• PROMPT:
The line containing "Read this page and output its text content." and every line after it, through the last, are to be extracted exactly; no other lines belong in the answer.

• Data records:

******

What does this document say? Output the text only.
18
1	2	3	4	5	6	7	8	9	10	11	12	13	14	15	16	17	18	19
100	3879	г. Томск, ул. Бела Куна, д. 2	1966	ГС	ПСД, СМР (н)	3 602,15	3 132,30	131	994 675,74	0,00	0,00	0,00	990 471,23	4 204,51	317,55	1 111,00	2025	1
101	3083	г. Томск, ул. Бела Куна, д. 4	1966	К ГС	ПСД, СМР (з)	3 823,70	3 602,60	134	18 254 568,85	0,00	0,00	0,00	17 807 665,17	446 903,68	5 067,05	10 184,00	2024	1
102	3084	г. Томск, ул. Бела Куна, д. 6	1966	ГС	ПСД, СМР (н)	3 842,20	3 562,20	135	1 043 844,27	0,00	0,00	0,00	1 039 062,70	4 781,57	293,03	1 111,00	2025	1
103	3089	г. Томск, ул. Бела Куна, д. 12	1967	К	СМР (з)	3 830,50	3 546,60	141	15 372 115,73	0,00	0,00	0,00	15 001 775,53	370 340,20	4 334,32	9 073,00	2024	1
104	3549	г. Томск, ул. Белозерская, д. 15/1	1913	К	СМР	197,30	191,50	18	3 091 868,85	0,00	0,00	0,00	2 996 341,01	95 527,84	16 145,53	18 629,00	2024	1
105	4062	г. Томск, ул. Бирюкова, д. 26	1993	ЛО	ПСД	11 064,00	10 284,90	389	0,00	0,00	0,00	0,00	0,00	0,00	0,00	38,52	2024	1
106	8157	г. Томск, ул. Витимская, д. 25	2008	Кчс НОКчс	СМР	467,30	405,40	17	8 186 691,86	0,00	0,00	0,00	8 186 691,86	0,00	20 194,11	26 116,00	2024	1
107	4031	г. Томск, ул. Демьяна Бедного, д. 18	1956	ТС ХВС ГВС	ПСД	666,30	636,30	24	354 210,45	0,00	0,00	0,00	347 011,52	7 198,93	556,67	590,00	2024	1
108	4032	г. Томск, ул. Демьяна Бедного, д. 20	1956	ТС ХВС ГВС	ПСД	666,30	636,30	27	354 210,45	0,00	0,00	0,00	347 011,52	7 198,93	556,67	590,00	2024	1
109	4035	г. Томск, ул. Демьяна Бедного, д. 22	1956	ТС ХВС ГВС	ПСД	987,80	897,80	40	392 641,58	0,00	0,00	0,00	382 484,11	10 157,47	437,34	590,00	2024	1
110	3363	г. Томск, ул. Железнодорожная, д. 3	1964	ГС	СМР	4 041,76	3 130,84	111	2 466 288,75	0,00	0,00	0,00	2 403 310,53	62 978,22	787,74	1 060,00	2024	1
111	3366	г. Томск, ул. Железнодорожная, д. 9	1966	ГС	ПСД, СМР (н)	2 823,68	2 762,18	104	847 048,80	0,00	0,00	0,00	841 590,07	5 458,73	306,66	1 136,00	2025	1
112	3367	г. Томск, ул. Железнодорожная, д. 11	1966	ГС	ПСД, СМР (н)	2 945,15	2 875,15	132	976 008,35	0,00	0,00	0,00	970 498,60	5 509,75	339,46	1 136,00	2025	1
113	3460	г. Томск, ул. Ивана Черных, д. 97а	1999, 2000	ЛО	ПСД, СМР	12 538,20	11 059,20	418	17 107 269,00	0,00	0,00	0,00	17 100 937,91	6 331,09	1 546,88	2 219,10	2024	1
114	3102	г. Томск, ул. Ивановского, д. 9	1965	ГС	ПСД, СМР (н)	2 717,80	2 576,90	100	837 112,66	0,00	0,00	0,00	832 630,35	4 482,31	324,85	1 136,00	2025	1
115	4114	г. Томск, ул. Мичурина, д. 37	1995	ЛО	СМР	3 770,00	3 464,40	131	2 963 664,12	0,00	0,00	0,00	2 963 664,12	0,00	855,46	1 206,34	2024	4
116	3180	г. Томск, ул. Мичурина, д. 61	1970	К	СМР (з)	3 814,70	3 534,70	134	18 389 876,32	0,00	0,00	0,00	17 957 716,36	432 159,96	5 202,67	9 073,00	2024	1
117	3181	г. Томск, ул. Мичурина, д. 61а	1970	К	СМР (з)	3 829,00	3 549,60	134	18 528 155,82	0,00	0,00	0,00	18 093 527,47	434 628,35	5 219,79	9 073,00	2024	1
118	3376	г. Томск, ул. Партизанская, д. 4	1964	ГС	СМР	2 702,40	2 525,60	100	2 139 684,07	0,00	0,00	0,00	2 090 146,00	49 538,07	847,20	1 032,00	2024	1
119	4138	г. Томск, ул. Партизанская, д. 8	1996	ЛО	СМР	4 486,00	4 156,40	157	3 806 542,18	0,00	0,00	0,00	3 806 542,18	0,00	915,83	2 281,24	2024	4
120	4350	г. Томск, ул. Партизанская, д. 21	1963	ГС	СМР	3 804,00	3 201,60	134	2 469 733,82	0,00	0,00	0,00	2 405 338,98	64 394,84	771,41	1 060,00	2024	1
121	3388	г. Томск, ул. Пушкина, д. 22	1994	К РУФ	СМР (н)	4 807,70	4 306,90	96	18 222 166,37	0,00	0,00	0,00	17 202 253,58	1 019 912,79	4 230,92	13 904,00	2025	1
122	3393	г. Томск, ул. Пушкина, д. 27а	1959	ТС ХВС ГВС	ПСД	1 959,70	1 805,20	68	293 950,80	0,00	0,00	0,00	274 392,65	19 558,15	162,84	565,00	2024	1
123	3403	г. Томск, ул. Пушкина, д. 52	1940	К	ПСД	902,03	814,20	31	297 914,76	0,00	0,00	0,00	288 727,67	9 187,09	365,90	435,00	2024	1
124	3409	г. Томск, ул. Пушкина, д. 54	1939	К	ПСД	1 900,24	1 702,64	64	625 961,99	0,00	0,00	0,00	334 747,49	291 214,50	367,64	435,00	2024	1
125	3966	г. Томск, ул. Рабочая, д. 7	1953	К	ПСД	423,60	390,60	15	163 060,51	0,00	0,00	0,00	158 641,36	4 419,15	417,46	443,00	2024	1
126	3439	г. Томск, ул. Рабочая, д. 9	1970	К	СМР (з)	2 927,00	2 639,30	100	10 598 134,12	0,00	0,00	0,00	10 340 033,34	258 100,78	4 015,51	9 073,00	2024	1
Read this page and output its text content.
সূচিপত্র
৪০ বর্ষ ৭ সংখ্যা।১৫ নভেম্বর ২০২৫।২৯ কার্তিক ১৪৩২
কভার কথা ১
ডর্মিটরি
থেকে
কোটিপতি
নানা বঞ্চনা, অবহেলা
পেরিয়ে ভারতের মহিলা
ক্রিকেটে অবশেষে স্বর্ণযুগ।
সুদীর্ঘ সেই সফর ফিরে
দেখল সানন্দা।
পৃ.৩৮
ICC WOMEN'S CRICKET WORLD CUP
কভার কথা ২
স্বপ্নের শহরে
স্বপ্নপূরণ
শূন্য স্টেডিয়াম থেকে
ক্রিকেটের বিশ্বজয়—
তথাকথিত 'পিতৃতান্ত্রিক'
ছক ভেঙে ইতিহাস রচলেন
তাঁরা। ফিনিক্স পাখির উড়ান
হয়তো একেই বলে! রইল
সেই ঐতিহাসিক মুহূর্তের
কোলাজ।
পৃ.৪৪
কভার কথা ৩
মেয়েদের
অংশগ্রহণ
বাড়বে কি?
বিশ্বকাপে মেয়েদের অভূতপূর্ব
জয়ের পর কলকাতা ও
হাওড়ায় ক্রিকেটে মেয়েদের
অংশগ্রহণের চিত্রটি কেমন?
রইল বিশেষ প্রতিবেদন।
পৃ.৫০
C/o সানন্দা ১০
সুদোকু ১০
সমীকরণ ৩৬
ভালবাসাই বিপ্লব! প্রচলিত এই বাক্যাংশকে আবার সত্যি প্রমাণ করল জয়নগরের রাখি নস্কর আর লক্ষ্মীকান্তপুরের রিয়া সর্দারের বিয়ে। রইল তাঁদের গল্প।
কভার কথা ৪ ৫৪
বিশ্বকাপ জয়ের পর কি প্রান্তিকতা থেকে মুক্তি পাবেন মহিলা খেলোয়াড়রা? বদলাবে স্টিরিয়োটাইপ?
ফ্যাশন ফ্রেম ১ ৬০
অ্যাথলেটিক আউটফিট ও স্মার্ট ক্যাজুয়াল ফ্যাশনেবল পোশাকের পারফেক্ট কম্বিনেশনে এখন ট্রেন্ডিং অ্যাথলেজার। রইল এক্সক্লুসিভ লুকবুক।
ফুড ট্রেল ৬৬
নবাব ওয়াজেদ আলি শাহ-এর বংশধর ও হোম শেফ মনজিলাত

******

• CORRECT RESULT:
Read this page and output its text content.
সূচিপত্র
৪০ বর্ষ ৭ সংখ্যা।১৫ নভেম্বর ২০২৫।২৯ কার্তিক ১৪৩২
কভার কথা ১
ডর্মিটরি
থেকে
কোটিপতি
নানা বঞ্চনা, অবহেলা
পেরিয়ে ভারতের মহিলা
ক্রিকেটে অবশেষে স্বর্ণযুগ।
সুদীর্ঘ সেই সফর ফিরে
দেখল সানন্দা।
পৃ.৩৮
ICC WOMEN'S CRICKET WORLD CUP
কভার কথা ২
স্বপ্নের শহরে
স্বপ্নপূরণ
শূন্য স্টেডিয়াম থেকে
ক্রিকেটের বিশ্বজয়—
তথাকথিত 'পিতৃতান্ত্রিক'
ছক ভেঙে ইতিহাস রচলেন
তাঁরা। ফিনিক্স পাখির উড়ান
হয়তো একেই বলে! রইল
সেই ঐতিহাসিক মুহূর্তের
কোলাজ।
পৃ.৪৪
কভার কথা ৩
মেয়েদের
অংশগ্রহণ
বাড়বে কি?
বিশ্বকাপে মেয়েদের অভূতপূর্ব
জয়ের পর কলকাতা ও
হাওড়ায় ক্রিকেটে মেয়েদের
অংশগ্রহণের চিত্রটি কেমন?
রইল বিশেষ প্রতিবেদন।
পৃ.৫০
C/o সানন্দা ১০
সুদোকু ১০
সমীকরণ ৩৬
ভালবাসাই বিপ্লব! প্রচলিত এই বাক্যাংশকে আবার সত্যি প্রমাণ করল জয়নগরের রাখি নস্কর আর লক্ষ্মীকান্তপুরের রিয়া সর্দারের বিয়ে। রইল তাঁদের গল্প।
কভার কথা ৪ ৫৪
বিশ্বকাপ জয়ের পর কি প্রান্তিকতা থেকে মুক্তি পাবেন মহিলা খেলোয়াড়রা? বদলাবে স্টিরিয়োটাইপ?
ফ্যাশন ফ্রেম ১ ৬০
অ্যাথলেটিক আউটফিট ও স্মার্ট ক্যাজুয়াল ফ্যাশনেবল পোশাকের পারফেক্ট কম্বিনেশনে এখন ট্রেন্ডিং অ্যাথলেজার। রইল এক্সক্লুসিভ লুকবুক।
ফুড ট্রেল ৬৬
নবাব ওয়াজেদ আলি শাহ-এর বংশধর ও হোম শেফ মনজিলাত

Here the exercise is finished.